BEGIN

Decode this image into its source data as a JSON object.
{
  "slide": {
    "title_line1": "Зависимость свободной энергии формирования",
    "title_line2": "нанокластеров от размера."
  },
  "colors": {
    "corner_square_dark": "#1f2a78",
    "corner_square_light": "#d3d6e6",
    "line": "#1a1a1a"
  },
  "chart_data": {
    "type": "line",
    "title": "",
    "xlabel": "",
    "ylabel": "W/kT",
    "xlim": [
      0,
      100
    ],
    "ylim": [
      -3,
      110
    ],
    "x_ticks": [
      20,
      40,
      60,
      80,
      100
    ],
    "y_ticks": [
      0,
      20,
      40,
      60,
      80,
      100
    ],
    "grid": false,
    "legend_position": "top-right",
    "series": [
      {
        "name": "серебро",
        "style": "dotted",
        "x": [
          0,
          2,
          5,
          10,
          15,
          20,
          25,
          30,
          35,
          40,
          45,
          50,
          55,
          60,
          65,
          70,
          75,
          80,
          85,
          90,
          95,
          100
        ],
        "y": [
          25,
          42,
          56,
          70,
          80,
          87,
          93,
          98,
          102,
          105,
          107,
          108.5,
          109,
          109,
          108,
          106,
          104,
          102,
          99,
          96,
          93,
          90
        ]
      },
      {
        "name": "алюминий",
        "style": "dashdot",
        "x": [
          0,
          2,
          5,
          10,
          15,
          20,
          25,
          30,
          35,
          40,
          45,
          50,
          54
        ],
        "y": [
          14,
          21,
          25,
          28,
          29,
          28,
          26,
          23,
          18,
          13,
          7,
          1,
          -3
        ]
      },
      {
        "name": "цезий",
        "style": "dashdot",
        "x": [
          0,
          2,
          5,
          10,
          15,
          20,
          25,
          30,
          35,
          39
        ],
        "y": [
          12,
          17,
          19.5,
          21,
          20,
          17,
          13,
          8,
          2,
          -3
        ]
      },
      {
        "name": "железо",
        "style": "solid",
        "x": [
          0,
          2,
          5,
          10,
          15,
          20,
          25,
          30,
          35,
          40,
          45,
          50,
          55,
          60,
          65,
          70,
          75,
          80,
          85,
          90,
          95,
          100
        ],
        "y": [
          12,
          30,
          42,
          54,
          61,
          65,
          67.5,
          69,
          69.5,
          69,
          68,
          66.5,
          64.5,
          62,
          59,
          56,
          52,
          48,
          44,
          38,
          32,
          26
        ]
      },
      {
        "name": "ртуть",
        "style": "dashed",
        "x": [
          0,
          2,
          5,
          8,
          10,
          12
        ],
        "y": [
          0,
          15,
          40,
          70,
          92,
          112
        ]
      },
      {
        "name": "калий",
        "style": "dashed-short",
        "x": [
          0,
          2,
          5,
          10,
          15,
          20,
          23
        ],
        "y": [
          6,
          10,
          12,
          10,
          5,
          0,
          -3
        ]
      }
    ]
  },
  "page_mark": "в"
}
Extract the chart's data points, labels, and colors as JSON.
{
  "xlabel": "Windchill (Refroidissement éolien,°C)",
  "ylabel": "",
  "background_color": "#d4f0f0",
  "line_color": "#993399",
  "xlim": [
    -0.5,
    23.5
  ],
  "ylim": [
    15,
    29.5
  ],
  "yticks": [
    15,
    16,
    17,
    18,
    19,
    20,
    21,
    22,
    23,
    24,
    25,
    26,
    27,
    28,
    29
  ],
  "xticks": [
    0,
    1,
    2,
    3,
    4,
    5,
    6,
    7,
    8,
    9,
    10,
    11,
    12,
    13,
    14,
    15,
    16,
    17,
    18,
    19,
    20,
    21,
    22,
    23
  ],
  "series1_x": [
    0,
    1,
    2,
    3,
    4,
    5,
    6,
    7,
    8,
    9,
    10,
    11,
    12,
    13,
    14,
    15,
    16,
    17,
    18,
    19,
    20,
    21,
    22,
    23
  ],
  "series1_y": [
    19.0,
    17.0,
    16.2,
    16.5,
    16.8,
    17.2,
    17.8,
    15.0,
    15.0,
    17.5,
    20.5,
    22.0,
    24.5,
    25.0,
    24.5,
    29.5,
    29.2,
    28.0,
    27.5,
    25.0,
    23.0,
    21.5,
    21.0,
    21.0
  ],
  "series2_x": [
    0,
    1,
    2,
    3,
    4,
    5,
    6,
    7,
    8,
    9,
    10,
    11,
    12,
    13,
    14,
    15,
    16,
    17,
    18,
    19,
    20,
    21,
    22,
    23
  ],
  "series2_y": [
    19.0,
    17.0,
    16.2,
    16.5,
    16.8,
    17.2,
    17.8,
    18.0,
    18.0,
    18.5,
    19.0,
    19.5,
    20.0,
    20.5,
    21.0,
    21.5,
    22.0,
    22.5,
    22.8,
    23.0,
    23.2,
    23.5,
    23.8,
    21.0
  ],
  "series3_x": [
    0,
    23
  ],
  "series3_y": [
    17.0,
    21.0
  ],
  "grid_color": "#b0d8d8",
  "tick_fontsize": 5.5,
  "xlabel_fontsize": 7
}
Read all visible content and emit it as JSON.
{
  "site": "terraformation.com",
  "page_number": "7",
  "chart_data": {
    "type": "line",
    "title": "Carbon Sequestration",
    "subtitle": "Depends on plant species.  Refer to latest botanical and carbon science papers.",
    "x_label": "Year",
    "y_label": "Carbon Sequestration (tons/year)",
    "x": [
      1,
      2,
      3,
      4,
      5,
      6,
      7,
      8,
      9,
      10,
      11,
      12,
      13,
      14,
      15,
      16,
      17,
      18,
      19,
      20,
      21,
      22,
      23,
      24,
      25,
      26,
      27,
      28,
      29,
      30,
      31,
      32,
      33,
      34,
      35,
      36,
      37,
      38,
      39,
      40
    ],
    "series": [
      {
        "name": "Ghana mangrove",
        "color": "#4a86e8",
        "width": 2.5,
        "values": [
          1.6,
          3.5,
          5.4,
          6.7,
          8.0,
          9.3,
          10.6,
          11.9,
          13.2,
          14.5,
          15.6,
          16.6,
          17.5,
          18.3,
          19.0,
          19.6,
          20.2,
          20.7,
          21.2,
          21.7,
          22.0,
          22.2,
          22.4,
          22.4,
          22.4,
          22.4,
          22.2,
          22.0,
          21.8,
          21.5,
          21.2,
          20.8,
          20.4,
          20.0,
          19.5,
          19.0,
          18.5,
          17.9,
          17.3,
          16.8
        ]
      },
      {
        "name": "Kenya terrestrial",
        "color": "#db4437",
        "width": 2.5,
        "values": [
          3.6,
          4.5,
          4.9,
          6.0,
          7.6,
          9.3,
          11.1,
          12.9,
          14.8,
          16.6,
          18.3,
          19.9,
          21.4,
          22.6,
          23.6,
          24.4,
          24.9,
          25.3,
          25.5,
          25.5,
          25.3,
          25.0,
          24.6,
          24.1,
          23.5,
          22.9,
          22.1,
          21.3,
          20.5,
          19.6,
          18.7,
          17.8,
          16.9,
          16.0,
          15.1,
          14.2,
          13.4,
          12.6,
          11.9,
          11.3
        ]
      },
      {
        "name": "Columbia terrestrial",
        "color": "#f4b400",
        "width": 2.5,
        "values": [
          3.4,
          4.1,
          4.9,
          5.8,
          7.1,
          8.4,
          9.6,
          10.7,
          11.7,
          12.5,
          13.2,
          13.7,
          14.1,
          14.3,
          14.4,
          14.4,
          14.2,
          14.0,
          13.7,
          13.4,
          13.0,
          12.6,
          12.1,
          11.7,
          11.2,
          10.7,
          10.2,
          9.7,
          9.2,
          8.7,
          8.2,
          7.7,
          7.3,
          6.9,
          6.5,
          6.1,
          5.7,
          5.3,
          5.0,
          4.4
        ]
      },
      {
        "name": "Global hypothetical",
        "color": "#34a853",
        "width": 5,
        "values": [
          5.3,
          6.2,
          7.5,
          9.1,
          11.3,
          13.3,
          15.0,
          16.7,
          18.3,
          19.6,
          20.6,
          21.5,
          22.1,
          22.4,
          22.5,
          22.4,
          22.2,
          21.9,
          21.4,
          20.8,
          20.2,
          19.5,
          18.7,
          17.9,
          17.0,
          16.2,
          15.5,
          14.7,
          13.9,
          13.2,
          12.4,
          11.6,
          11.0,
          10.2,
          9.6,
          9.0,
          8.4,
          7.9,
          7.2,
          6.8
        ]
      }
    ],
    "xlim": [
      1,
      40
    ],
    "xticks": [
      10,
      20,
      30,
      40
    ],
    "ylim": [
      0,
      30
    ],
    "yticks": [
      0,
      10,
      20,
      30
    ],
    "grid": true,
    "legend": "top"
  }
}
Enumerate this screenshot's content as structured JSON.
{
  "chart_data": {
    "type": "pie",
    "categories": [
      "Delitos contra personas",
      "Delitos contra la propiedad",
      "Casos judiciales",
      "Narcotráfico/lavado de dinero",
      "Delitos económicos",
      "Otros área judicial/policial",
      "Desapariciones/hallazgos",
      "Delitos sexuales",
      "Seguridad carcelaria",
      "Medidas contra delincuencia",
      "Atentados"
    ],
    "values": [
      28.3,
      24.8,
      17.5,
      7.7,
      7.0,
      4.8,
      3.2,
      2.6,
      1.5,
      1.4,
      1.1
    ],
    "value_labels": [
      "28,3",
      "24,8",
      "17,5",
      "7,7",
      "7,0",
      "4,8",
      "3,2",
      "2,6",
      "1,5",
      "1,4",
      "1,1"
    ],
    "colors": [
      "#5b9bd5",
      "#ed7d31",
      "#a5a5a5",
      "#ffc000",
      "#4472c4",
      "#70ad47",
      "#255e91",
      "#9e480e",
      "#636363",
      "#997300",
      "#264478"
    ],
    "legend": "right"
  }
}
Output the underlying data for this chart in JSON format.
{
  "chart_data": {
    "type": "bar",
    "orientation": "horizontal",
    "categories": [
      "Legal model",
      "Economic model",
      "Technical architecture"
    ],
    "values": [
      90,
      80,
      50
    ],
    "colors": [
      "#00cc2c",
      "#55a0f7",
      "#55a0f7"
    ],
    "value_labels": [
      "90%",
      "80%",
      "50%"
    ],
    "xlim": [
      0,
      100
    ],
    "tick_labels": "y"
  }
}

END

## Goal of the exercise:
Search the lines for the string "contra" and copy every line that has it.

## Full response:
      "Delitos contra personas",
      "Delitos contra la propiedad",
      "Medidas contra delincuencia",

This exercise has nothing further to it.